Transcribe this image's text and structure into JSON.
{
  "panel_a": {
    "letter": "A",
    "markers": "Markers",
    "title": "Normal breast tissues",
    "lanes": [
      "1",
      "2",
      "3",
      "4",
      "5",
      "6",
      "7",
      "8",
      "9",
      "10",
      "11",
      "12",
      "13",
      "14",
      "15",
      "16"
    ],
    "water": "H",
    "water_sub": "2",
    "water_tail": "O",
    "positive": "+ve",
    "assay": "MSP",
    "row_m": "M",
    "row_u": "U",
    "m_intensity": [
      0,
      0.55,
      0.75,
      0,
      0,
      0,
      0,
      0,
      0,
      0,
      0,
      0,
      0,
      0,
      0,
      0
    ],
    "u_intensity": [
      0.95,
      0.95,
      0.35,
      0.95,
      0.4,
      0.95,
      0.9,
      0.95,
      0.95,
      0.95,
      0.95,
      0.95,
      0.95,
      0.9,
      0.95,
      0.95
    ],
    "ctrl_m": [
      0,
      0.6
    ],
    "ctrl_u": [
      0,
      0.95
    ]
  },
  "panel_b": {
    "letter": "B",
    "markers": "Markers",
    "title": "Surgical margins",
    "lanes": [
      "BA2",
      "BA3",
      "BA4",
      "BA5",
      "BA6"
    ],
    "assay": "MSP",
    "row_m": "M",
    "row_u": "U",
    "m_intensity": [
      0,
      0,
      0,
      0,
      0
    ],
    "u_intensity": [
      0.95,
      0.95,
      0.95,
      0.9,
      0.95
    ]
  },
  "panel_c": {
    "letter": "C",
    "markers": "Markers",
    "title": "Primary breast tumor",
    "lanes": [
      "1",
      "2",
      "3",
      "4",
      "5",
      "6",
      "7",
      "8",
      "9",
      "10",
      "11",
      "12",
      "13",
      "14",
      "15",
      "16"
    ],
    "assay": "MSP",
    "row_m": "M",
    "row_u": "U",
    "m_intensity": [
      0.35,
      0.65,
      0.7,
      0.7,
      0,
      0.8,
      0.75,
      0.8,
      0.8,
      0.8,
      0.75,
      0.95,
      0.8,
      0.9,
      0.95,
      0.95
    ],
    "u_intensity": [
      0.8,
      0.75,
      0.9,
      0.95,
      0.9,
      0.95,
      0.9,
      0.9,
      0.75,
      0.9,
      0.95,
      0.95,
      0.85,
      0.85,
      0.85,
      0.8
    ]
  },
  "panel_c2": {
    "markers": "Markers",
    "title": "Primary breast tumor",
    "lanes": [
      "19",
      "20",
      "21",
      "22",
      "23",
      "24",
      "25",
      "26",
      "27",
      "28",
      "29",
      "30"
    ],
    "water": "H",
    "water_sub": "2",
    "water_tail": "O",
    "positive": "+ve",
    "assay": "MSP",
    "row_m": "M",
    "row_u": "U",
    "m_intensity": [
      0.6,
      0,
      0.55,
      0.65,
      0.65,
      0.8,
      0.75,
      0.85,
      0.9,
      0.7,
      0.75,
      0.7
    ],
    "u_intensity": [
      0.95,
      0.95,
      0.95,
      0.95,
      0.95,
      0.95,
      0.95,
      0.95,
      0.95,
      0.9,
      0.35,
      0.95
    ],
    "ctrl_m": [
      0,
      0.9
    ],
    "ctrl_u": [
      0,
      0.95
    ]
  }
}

Work instruction >> Would you restate each line of the material above word for word?

Written answer >>
Transcribe this image's text and structure into JSON.
{
  "panel_a": {
    "letter": "A",
    "markers": "Markers",
    "title": "Normal breast tissues",
    "lanes": [
      "1",
      "2",
      "3",
      "4",
      "5",
      "6",
      "7",
      "8",
      "9",
      "10",
      "11",
      "12",
      "13",
      "14",
      "15",
      "16"
    ],
    "water": "H",
    "water_sub": "2",
    "water_tail": "O",
    "positive": "+ve",
    "assay": "MSP",
    "row_m": "M",
    "row_u": "U",
    "m_intensity": [
      0,
      0.55,
      0.75,
      0,
      0,
      0,
      0,
      0,
      0,
      0,
      0,
      0,
      0,
      0,
      0,
      0
    ],
    "u_intensity": [
      0.95,
      0.95,
      0.35,
      0.95,
      0.4,
      0.95,
      0.9,
      0.95,
      0.95,
      0.95,
      0.95,
      0.95,
      0.95,
      0.9,
      0.95,
      0.95
    ],
    "ctrl_m": [
      0,
      0.6
    ],
    "ctrl_u": [
      0,
      0.95
    ]
  },
  "panel_b": {
    "letter": "B",
    "markers": "Markers",
    "title": "Surgical margins",
    "lanes": [
      "BA2",
      "BA3",
      "BA4",
      "BA5",
      "BA6"
    ],
    "assay": "MSP",
    "row_m": "M",
    "row_u": "U",
    "m_intensity": [
      0,
      0,
      0,
      0,
      0
    ],
    "u_intensity": [
      0.95,
      0.95,
      0.95,
      0.9,
      0.95
    ]
  },
  "panel_c": {
    "letter": "C",
    "markers": "Markers",
    "title": "Primary breast tumor",
    "lanes": [
      "1",
      "2",
      "3",
      "4",
      "5",
      "6",
      "7",
      "8",
      "9",
      "10",
      "11",
      "12",
      "13",
      "14",
      "15",
      "16"
    ],
    "assay": "MSP",
    "row_m": "M",
    "row_u": "U",
    "m_intensity": [
      0.35,
      0.65,
      0.7,
      0.7,
      0,
      0.8,
      0.75,
      0.8,
      0.8,
      0.8,
      0.75,
      0.95,
      0.8,
      0.9,
      0.95,
      0.95
    ],
    "u_intensity": [
      0.8,
      0.75,
      0.9,
      0.95,
      0.9,
      0.95,
      0.9,
      0.9,
      0.75,
      0.9,
      0.95,
      0.95,
      0.85,
      0.85,
      0.85,
      0.8
    ]
  },
  "panel_c2": {
    "markers": "Markers",
    "title": "Primary breast tumor",
    "lanes": [
      "19",
      "20",
      "21",
      "22",
      "23",
      "24",
      "25",
      "26",
      "27",
      "28",
      "29",
      "30"
    ],
    "water": "H",
    "water_sub": "2",
    "water_tail": "O",
    "positive": "+ve",
    "assay": "MSP",
    "row_m": "M",
    "row_u": "U",
    "m_intensity": [
      0.6,
      0,
      0.55,
      0.65,
      0.65,
      0.8,
      0.75,
      0.85,
      0.9,
      0.7,
      0.75,
      0.7
    ],
    "u_intensity": [
      0.95,
      0.95,
      0.95,
      0.95,
      0.95,
      0.95,
      0.95,
      0.95,
      0.95,
      0.9,
      0.35,
      0.95
    ],
    "ctrl_m": [
      0,
      0.9
    ],
    "ctrl_u": [
      0,
      0.95
    ]
  }
}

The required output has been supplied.